Stored data:
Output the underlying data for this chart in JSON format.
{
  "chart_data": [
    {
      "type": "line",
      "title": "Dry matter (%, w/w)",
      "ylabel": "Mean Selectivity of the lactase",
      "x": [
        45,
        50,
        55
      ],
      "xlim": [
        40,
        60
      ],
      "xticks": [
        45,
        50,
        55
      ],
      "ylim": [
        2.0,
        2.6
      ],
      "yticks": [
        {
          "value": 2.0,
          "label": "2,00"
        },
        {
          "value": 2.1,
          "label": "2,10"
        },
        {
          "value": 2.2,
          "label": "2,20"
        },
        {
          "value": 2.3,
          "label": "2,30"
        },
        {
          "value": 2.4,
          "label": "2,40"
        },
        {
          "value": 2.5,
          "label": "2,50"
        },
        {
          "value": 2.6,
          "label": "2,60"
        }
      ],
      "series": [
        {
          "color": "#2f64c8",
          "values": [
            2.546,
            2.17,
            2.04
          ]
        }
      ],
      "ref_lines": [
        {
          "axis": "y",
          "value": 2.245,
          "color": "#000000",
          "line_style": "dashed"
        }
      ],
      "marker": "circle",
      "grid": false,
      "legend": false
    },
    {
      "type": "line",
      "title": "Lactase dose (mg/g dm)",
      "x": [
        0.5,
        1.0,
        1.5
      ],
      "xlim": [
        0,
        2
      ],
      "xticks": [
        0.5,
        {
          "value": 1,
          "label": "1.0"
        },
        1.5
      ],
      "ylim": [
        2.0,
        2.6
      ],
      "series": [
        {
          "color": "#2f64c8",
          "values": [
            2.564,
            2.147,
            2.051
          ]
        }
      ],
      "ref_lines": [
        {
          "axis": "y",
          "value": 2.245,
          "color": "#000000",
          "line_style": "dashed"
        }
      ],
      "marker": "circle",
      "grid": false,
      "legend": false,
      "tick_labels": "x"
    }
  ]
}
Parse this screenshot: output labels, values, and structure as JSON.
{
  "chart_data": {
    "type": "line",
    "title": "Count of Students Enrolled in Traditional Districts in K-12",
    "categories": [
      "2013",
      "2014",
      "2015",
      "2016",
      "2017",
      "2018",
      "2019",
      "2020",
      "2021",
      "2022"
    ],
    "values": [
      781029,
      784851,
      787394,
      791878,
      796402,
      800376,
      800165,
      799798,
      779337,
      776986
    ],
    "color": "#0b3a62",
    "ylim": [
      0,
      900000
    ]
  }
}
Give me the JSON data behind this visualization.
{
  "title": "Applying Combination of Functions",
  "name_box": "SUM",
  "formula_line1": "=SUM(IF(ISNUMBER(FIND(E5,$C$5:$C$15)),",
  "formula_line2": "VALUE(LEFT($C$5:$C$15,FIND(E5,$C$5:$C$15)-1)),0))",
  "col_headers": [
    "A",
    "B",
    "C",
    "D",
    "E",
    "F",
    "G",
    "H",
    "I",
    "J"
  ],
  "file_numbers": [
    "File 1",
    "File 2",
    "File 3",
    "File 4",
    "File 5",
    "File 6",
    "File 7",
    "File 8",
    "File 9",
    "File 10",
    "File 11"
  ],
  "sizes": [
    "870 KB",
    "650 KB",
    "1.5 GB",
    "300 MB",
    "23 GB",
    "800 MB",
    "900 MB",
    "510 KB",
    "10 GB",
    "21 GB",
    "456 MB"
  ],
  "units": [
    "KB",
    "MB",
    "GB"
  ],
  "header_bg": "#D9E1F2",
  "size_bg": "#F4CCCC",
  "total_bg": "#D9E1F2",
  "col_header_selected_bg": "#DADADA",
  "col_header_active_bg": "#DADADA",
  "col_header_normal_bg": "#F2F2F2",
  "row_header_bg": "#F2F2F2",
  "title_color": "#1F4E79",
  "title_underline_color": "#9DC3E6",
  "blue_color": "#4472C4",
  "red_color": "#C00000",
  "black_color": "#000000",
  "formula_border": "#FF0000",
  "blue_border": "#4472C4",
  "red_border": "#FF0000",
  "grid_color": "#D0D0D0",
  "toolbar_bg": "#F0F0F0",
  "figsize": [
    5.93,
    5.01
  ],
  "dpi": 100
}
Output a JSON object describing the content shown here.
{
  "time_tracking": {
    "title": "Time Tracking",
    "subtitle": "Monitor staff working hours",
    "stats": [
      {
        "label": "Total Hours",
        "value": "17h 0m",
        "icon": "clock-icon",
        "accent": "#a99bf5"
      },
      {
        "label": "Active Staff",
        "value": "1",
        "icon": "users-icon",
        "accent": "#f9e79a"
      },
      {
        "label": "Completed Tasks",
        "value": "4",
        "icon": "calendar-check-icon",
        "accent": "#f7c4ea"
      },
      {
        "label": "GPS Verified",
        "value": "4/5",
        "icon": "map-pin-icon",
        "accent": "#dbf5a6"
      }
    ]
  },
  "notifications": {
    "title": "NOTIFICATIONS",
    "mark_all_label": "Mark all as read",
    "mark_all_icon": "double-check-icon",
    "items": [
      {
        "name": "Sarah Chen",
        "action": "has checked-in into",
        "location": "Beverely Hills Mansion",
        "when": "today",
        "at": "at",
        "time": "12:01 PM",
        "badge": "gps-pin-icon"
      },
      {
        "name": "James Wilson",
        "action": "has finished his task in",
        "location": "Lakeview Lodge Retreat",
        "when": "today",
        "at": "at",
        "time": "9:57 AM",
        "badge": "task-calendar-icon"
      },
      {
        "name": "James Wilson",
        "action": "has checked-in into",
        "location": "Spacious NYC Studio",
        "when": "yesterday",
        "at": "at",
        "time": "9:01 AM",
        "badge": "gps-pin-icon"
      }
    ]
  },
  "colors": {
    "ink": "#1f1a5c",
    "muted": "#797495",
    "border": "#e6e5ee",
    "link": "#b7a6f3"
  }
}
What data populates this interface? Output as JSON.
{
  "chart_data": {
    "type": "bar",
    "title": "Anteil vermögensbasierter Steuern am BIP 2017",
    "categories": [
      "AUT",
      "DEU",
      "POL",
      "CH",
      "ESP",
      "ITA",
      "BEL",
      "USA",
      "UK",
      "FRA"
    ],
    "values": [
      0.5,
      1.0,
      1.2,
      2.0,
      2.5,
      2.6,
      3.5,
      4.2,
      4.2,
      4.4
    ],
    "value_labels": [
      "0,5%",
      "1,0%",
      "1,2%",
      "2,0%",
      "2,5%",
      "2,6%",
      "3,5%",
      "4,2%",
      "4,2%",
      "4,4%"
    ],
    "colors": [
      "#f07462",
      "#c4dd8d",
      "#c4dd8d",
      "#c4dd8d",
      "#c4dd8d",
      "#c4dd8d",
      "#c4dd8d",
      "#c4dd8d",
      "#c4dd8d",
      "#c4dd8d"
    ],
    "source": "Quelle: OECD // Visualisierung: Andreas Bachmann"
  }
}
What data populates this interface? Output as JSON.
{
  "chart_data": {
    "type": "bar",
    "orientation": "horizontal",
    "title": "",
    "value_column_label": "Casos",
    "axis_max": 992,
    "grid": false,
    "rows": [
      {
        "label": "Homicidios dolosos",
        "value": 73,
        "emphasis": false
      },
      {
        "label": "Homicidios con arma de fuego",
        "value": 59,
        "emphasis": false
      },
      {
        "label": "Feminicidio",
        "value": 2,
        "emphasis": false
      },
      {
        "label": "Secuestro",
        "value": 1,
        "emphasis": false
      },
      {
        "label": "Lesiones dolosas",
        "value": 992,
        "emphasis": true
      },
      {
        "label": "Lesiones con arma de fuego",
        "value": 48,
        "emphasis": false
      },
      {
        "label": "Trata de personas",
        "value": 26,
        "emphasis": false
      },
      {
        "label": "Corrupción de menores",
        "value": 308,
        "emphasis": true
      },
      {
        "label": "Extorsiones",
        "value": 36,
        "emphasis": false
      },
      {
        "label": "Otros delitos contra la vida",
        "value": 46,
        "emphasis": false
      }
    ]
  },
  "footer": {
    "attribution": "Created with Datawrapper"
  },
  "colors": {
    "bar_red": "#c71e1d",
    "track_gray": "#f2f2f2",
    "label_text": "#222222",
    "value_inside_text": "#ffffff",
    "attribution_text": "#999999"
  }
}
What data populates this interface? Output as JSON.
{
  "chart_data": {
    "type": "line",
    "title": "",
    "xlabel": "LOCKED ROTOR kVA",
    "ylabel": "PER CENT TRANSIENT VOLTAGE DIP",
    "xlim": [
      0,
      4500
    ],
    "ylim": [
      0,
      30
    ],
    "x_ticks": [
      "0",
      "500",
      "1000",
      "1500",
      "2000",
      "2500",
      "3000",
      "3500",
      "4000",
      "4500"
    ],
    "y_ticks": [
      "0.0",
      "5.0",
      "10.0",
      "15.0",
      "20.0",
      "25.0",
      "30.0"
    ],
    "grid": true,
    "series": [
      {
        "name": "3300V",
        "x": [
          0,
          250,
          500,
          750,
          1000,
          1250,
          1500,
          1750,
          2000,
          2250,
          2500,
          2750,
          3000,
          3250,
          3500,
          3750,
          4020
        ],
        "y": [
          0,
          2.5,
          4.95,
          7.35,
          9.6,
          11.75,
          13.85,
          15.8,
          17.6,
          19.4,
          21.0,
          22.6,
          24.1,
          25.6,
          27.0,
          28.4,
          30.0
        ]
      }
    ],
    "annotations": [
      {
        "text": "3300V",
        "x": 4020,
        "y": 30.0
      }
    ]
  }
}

* [GIVEN EXERCISE]: Collect each line of the entries that has the word "calendar", copying it in full.

* [SOLUTION]:
        "icon": "calendar-check-icon",
        "badge": "task-calendar-icon"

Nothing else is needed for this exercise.